— Start INPUT —
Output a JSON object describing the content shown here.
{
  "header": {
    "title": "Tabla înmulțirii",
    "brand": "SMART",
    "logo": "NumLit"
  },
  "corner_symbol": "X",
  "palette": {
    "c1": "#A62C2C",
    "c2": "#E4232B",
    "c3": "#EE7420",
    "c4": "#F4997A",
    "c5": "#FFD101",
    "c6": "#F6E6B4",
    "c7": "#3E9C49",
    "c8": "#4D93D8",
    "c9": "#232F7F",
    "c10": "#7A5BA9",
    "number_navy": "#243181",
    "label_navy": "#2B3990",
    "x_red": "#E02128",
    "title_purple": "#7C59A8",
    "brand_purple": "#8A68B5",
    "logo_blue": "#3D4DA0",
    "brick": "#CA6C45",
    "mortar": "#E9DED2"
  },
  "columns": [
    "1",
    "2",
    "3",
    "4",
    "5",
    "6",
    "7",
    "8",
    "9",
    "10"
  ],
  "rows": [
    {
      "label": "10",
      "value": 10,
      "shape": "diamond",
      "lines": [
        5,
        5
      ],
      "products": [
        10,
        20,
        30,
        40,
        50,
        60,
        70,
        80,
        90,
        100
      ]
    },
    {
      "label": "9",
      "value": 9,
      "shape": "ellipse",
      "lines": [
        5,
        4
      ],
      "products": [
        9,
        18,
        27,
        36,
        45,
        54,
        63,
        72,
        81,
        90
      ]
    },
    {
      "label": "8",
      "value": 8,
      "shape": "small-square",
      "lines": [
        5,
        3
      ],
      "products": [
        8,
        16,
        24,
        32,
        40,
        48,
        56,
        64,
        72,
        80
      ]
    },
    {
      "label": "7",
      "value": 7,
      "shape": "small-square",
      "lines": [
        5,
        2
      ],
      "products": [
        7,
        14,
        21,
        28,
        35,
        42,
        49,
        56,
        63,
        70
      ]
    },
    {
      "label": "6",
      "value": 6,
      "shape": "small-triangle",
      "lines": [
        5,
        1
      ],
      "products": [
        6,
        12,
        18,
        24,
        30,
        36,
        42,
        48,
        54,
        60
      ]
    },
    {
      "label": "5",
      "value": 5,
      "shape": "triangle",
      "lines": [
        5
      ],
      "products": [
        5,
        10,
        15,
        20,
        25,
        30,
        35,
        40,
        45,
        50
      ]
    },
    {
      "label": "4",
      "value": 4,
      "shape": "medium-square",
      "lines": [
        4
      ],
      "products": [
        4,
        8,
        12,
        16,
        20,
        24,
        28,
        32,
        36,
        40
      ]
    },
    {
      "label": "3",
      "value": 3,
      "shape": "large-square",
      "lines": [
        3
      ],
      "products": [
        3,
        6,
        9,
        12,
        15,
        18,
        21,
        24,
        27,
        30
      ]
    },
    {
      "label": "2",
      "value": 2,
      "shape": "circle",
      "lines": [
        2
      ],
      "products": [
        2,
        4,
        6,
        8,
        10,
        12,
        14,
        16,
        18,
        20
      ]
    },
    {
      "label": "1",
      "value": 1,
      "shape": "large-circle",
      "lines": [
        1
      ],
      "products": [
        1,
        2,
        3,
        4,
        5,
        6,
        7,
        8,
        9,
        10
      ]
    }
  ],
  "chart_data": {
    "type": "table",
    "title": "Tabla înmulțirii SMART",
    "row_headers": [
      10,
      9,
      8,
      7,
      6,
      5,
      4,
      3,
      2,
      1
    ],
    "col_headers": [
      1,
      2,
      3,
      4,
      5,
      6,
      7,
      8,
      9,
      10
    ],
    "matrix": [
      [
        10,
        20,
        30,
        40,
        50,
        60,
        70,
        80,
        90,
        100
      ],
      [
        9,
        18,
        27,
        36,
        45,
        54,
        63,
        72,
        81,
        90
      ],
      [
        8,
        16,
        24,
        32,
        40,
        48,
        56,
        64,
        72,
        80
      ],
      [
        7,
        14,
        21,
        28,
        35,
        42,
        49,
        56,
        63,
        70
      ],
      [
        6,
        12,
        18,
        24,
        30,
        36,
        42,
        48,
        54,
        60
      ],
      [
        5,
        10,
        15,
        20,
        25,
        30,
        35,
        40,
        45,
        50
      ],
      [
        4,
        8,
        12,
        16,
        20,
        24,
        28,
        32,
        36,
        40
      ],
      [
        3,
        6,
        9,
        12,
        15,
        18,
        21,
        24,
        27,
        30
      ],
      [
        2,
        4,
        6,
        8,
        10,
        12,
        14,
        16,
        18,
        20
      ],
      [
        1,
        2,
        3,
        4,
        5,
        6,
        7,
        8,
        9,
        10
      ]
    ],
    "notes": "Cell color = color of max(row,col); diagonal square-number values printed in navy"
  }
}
— End INPUT —
REQUEST: Your task is to reproduce the whole listing exactly.

TASK RESPONSE:
Output a JSON object describing the content shown here.
{
  "header": {
    "title": "Tabla înmulțirii",
    "brand": "SMART",
    "logo": "NumLit"
  },
  "corner_symbol": "X",
  "palette": {
    "c1": "#A62C2C",
    "c2": "#E4232B",
    "c3": "#EE7420",
    "c4": "#F4997A",
    "c5": "#FFD101",
    "c6": "#F6E6B4",
    "c7": "#3E9C49",
    "c8": "#4D93D8",
    "c9": "#232F7F",
    "c10": "#7A5BA9",
    "number_navy": "#243181",
    "label_navy": "#2B3990",
    "x_red": "#E02128",
    "title_purple": "#7C59A8",
    "brand_purple": "#8A68B5",
    "logo_blue": "#3D4DA0",
    "brick": "#CA6C45",
    "mortar": "#E9DED2"
  },
  "columns": [
    "1",
    "2",
    "3",
    "4",
    "5",
    "6",
    "7",
    "8",
    "9",
    "10"
  ],
  "rows": [
    {
      "label": "10",
      "value": 10,
      "shape": "diamond",
      "lines": [
        5,
        5
      ],
      "products": [
        10,
        20,
        30,
        40,
        50,
        60,
        70,
        80,
        90,
        100
      ]
    },
    {
      "label": "9",
      "value": 9,
      "shape": "ellipse",
      "lines": [
        5,
        4
      ],
      "products": [
        9,
        18,
        27,
        36,
        45,
        54,
        63,
        72,
        81,
        90
      ]
    },
    {
      "label": "8",
      "value": 8,
      "shape": "small-square",
      "lines": [
        5,
        3
      ],
      "products": [
        8,
        16,
        24,
        32,
        40,
        48,
        56,
        64,
        72,
        80
      ]
    },
    {
      "label": "7",
      "value": 7,
      "shape": "small-square",
      "lines": [
        5,
        2
      ],
      "products": [
        7,
        14,
        21,
        28,
        35,
        42,
        49,
        56,
        63,
        70
      ]
    },
    {
      "label": "6",
      "value": 6,
      "shape": "small-triangle",
      "lines": [
        5,
        1
      ],
      "products": [
        6,
        12,
        18,
        24,
        30,
        36,
        42,
        48,
        54,
        60
      ]
    },
    {
      "label": "5",
      "value": 5,
      "shape": "triangle",
      "lines": [
        5
      ],
      "products": [
        5,
        10,
        15,
        20,
        25,
        30,
        35,
        40,
        45,
        50
      ]
    },
    {
      "label": "4",
      "value": 4,
      "shape": "medium-square",
      "lines": [
        4
      ],
      "products": [
        4,
        8,
        12,
        16,
        20,
        24,
        28,
        32,
        36,
        40
      ]
    },
    {
      "label": "3",
      "value": 3,
      "shape": "large-square",
      "lines": [
        3
      ],
      "products": [
        3,
        6,
        9,
        12,
        15,
        18,
        21,
        24,
        27,
        30
      ]
    },
    {
      "label": "2",
      "value": 2,
      "shape": "circle",
      "lines": [
        2
      ],
      "products": [
        2,
        4,
        6,
        8,
        10,
        12,
        14,
        16,
        18,
        20
      ]
    },
    {
      "label": "1",
      "value": 1,
      "shape": "large-circle",
      "lines": [
        1
      ],
      "products": [
        1,
        2,
        3,
        4,
        5,
        6,
        7,
        8,
        9,
        10
      ]
    }
  ],
  "chart_data": {
    "type": "table",
    "title": "Tabla înmulțirii SMART",
    "row_headers": [
      10,
      9,
      8,
      7,
      6,
      5,
      4,
      3,
      2,
      1
    ],
    "col_headers": [
      1,
      2,
      3,
      4,
      5,
      6,
      7,
      8,
      9,
      10
    ],
    "matrix": [
      [
        10,
        20,
        30,
        40,
        50,
        60,
        70,
        80,
        90,
        100
      ],
      [
        9,
        18,
        27,
        36,
        45,
        54,
        63,
        72,
        81,
        90
      ],
      [
        8,
        16,
        24,
        32,
        40,
        48,
        56,
        64,
        72,
        80
      ],
      [
        7,
        14,
        21,
        28,
        35,
        42,
        49,
        56,
        63,
        70
      ],
      [
        6,
        12,
        18,
        24,
        30,
        36,
        42,
        48,
        54,
        60
      ],
      [
        5,
        10,
        15,
        20,
        25,
        30,
        35,
        40,
        45,
        50
      ],
      [
        4,
        8,
        12,
        16,
        20,
        24,
        28,
        32,
        36,
        40
      ],
      [
        3,
        6,
        9,
        12,
        15,
        18,
        21,
        24,
        27,
        30
      ],
      [
        2,
        4,
        6,
        8,
        10,
        12,
        14,
        16,
        18,
        20
      ],
      [
        1,
        2,
        3,
        4,
        5,
        6,
        7,
        8,
        9,
        10
      ]
    ],
    "notes": "Cell color = color of max(row,col); diagonal square-number values printed in navy"
  }
}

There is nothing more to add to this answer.